Swap every "annotation" for "callout" and write out the rows again, starting at the first row and ending at the line containing "- data-point: [186, 622, 195, 631]", with nothing else changed.

========

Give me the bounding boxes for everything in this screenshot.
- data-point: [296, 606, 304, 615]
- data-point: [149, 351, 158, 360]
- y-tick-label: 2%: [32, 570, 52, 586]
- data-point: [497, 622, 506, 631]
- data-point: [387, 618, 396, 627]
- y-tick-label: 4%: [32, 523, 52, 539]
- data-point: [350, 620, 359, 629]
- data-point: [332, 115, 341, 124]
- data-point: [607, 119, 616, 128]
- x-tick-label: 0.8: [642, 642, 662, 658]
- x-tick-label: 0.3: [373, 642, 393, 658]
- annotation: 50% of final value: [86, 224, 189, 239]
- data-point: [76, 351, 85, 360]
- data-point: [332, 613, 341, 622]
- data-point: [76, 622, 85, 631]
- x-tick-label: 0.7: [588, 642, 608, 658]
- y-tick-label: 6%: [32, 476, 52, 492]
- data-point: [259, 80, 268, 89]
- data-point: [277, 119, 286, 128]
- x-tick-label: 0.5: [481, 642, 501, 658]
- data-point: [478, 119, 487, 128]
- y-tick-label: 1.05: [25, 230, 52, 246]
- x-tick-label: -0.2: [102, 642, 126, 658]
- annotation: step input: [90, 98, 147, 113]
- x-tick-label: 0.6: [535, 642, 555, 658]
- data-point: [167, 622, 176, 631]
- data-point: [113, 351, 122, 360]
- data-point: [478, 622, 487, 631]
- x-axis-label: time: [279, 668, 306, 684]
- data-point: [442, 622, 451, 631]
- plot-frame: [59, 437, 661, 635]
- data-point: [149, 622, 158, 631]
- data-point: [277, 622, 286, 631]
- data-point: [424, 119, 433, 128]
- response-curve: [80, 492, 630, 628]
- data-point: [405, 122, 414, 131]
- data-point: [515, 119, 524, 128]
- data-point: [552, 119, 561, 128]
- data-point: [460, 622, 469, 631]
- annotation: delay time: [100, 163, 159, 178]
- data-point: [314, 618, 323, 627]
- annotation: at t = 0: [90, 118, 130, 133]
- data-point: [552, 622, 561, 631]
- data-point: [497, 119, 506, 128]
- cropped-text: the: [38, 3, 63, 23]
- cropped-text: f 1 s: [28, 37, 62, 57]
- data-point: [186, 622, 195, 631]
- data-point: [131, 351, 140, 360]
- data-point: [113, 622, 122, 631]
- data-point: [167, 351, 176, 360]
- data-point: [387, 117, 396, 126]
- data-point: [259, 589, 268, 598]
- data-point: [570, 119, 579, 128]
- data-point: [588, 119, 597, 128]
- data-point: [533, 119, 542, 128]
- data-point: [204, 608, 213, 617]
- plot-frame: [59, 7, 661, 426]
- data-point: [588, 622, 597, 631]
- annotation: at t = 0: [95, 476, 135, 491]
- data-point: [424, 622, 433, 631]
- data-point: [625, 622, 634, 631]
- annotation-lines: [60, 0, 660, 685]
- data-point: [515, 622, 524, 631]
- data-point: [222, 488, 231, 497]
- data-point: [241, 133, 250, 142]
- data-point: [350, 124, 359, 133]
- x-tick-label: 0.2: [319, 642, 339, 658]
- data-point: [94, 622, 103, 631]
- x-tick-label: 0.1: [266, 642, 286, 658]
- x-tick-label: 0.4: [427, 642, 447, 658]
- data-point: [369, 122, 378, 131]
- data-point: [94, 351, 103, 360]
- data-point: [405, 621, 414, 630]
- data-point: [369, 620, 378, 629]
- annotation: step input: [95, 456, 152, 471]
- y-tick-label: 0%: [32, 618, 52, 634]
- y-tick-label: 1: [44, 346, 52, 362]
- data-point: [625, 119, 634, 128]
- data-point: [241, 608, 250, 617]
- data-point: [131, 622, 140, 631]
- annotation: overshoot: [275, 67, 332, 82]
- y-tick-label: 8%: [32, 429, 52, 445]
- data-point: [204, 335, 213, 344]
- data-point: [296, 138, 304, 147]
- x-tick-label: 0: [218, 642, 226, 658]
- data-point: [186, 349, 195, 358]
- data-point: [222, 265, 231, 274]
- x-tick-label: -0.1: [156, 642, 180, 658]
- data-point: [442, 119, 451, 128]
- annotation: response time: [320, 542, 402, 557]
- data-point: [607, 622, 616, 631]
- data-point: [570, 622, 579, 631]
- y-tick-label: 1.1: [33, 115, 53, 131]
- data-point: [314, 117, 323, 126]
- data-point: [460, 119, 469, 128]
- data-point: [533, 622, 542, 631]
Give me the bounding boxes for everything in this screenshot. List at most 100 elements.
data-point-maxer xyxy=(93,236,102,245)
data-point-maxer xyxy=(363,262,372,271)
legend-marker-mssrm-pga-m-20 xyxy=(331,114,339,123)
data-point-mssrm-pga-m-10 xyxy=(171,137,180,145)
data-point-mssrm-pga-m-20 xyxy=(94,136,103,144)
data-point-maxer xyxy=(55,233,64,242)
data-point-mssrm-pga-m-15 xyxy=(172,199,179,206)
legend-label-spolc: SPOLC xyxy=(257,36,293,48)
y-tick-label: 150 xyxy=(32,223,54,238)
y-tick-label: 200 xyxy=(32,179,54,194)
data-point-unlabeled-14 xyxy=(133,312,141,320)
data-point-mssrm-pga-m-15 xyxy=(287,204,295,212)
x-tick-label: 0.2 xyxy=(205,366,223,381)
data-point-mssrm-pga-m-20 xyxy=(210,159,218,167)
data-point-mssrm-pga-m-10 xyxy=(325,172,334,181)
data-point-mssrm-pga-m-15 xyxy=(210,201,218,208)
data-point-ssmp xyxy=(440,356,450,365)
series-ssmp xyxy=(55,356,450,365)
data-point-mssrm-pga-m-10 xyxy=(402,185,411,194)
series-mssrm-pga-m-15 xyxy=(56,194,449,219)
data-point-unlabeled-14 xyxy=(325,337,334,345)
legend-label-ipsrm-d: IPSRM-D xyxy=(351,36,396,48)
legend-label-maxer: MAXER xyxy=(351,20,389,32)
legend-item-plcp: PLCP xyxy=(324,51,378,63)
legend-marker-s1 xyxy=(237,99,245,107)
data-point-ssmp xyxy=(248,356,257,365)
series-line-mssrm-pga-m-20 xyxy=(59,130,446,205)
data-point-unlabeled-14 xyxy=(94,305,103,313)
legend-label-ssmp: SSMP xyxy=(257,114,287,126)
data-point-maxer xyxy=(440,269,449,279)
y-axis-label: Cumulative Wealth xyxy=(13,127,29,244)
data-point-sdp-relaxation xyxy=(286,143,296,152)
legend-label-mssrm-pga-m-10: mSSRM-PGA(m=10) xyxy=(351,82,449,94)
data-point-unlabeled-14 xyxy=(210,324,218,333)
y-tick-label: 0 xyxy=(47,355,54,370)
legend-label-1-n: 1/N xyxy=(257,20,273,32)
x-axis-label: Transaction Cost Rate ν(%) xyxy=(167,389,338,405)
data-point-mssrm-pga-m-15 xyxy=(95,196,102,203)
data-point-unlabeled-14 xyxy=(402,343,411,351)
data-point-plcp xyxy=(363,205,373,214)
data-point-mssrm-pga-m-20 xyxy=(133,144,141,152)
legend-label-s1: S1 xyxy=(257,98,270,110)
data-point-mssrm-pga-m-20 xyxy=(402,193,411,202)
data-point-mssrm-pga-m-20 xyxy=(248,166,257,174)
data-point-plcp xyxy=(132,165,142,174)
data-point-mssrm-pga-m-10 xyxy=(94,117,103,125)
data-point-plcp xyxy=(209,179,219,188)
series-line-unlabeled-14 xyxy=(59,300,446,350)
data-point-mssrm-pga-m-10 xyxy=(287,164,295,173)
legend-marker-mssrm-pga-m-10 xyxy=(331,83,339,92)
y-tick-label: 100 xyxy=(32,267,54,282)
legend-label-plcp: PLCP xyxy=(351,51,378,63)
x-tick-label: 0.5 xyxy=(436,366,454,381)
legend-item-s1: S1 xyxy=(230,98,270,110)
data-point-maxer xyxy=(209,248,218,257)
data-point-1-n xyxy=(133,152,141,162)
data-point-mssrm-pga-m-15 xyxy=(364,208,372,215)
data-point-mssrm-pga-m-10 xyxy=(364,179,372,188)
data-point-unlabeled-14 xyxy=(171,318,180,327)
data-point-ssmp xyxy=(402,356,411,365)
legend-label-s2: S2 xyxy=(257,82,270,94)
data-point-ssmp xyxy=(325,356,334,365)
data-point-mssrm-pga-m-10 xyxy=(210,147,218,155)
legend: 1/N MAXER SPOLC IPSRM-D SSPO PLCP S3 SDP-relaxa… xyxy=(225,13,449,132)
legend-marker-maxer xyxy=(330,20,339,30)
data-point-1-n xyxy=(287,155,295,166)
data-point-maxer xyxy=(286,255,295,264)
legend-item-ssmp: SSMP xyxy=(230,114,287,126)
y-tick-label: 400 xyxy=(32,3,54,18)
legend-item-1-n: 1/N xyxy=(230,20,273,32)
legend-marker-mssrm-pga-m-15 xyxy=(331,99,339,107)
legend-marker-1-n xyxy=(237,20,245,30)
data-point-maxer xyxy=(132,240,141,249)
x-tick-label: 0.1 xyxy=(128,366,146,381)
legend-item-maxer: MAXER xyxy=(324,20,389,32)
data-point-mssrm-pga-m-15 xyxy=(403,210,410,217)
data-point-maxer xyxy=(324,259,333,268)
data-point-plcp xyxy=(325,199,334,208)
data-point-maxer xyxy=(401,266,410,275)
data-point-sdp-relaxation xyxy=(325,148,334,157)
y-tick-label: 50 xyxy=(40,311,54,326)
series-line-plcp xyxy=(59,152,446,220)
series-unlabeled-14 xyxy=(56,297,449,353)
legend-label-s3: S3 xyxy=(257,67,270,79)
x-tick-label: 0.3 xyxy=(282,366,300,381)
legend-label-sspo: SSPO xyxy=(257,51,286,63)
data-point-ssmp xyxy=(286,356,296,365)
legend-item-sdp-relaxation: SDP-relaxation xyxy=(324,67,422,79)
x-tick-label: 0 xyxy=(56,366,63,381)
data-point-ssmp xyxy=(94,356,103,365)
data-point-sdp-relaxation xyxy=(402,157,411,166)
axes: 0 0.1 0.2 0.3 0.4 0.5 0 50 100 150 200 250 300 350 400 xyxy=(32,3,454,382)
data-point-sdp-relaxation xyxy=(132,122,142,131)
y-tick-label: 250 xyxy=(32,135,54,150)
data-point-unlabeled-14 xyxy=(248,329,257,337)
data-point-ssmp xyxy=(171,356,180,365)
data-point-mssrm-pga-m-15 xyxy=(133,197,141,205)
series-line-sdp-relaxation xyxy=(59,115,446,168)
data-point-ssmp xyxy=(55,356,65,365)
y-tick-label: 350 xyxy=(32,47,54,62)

========

ANSWER IN FULL:
Give me the bounding boxes for everything in this screenshot.
- data-point: [296, 606, 304, 615]
- data-point: [149, 351, 158, 360]
- y-tick-label: 2%: [32, 570, 52, 586]
- data-point: [497, 622, 506, 631]
- data-point: [387, 618, 396, 627]
- y-tick-label: 4%: [32, 523, 52, 539]
- data-point: [350, 620, 359, 629]
- data-point: [332, 115, 341, 124]
- data-point: [607, 119, 616, 128]
- x-tick-label: 0.8: [642, 642, 662, 658]
- x-tick-label: 0.3: [373, 642, 393, 658]
- callout: 50% of final value: [86, 224, 189, 239]
- data-point: [76, 351, 85, 360]
- data-point: [332, 613, 341, 622]
- data-point: [76, 622, 85, 631]
- x-tick-label: 0.7: [588, 642, 608, 658]
- y-tick-label: 6%: [32, 476, 52, 492]
- data-point: [259, 80, 268, 89]
- data-point: [277, 119, 286, 128]
- x-tick-label: 0.5: [481, 642, 501, 658]
- data-point: [478, 119, 487, 128]
- y-tick-label: 1.05: [25, 230, 52, 246]
- x-tick-label: -0.2: [102, 642, 126, 658]
- callout: step input: [90, 98, 147, 113]
- x-tick-label: 0.6: [535, 642, 555, 658]
- data-point: [167, 622, 176, 631]
- data-point: [113, 351, 122, 360]
- data-point: [478, 622, 487, 631]
- x-axis-label: time: [279, 668, 306, 684]
- data-point: [442, 622, 451, 631]
- plot-frame: [59, 437, 661, 635]
- data-point: [149, 622, 158, 631]
- data-point: [277, 622, 286, 631]
- data-point: [424, 119, 433, 128]
- response-curve: [80, 492, 630, 628]
- data-point: [405, 122, 414, 131]
- data-point: [515, 119, 524, 128]
- data-point: [552, 119, 561, 128]
- data-point: [460, 622, 469, 631]
- callout: delay time: [100, 163, 159, 178]
- data-point: [314, 618, 323, 627]
- callout: at t = 0: [90, 118, 130, 133]
- data-point: [552, 622, 561, 631]
- data-point: [497, 119, 506, 128]
- cropped-text: the: [38, 3, 63, 23]
- cropped-text: f 1 s: [28, 37, 62, 57]
- data-point: [186, 622, 195, 631]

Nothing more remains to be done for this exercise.